§ **DATA TO PROCESS**
_____

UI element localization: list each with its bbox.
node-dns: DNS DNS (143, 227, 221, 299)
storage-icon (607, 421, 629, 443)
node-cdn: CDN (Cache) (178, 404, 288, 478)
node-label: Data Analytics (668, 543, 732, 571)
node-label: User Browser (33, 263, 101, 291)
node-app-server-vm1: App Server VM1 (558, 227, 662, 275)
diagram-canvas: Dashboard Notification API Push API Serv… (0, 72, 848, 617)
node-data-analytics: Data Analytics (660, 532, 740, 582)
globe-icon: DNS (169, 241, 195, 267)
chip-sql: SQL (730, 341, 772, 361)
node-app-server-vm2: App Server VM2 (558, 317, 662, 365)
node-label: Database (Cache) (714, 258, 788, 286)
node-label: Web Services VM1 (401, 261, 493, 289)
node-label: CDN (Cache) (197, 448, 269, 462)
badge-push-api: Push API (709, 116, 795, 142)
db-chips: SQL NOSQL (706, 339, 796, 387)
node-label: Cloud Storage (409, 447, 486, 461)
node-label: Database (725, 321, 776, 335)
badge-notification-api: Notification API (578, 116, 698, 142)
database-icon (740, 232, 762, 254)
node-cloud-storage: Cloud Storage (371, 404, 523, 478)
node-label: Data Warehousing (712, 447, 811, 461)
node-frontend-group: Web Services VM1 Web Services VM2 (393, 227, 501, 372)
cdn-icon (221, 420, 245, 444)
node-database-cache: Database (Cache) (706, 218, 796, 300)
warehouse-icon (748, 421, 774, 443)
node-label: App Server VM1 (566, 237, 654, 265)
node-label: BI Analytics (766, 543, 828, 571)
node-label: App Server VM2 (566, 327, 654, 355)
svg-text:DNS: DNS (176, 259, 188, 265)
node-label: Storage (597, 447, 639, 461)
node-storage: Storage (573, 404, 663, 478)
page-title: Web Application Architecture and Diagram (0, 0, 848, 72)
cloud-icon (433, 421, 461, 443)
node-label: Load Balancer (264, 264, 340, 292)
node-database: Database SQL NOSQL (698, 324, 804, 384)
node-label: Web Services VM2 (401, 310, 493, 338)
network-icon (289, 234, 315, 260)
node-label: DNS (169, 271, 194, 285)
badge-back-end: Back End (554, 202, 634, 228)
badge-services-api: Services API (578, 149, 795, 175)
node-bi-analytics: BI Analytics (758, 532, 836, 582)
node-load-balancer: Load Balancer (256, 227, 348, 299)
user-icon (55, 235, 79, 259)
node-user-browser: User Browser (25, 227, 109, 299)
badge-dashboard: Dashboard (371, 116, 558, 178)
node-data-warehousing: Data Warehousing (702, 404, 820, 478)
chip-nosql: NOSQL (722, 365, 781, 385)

_____

§ **TASK REQUIREMENTS**
Copy out every line above word for word, keeping the same order.

§ **ANSWER**
UI element localization: list each with its bbox.
node-dns: DNS DNS (143, 227, 221, 299)
storage-icon (607, 421, 629, 443)
node-cdn: CDN (Cache) (178, 404, 288, 478)
node-label: Data Analytics (668, 543, 732, 571)
node-label: User Browser (33, 263, 101, 291)
node-app-server-vm1: App Server VM1 (558, 227, 662, 275)
diagram-canvas: Dashboard Notification API Push API Serv… (0, 72, 848, 617)
node-data-analytics: Data Analytics (660, 532, 740, 582)
globe-icon: DNS (169, 241, 195, 267)
chip-sql: SQL (730, 341, 772, 361)
node-app-server-vm2: App Server VM2 (558, 317, 662, 365)
node-label: Database (Cache) (714, 258, 788, 286)
node-label: Web Services VM1 (401, 261, 493, 289)
node-label: CDN (Cache) (197, 448, 269, 462)
badge-push-api: Push API (709, 116, 795, 142)
db-chips: SQL NOSQL (706, 339, 796, 387)
node-label: Cloud Storage (409, 447, 486, 461)
node-label: Database (725, 321, 776, 335)
badge-notification-api: Notification API (578, 116, 698, 142)
database-icon (740, 232, 762, 254)
node-cloud-storage: Cloud Storage (371, 404, 523, 478)
node-label: Data Warehousing (712, 447, 811, 461)
node-frontend-group: Web Services VM1 Web Services VM2 (393, 227, 501, 372)
cdn-icon (221, 420, 245, 444)
node-database-cache: Database (Cache) (706, 218, 796, 300)
warehouse-icon (748, 421, 774, 443)
node-label: App Server VM1 (566, 237, 654, 265)
node-label: BI Analytics (766, 543, 828, 571)
node-label: App Server VM2 (566, 327, 654, 355)
svg-text:DNS: DNS (176, 259, 188, 265)
node-label: Storage (597, 447, 639, 461)
node-storage: Storage (573, 404, 663, 478)
page-title: Web Application Architecture and Diagram (0, 0, 848, 72)
cloud-icon (433, 421, 461, 443)
node-label: Load Balancer (264, 264, 340, 292)
node-database: Database SQL NOSQL (698, 324, 804, 384)
node-label: Web Services VM2 (401, 310, 493, 338)
network-icon (289, 234, 315, 260)
node-label: DNS (169, 271, 194, 285)
badge-back-end: Back End (554, 202, 634, 228)
badge-services-api: Services API (578, 149, 795, 175)
node-bi-analytics: BI Analytics (758, 532, 836, 582)
node-load-balancer: Load Balancer (256, 227, 348, 299)
user-icon (55, 235, 79, 259)
node-user-browser: User Browser (25, 227, 109, 299)
badge-dashboard: Dashboard (371, 116, 558, 178)
node-data-warehousing: Data Warehousing (702, 404, 820, 478)
chip-nosql: NOSQL (722, 365, 781, 385)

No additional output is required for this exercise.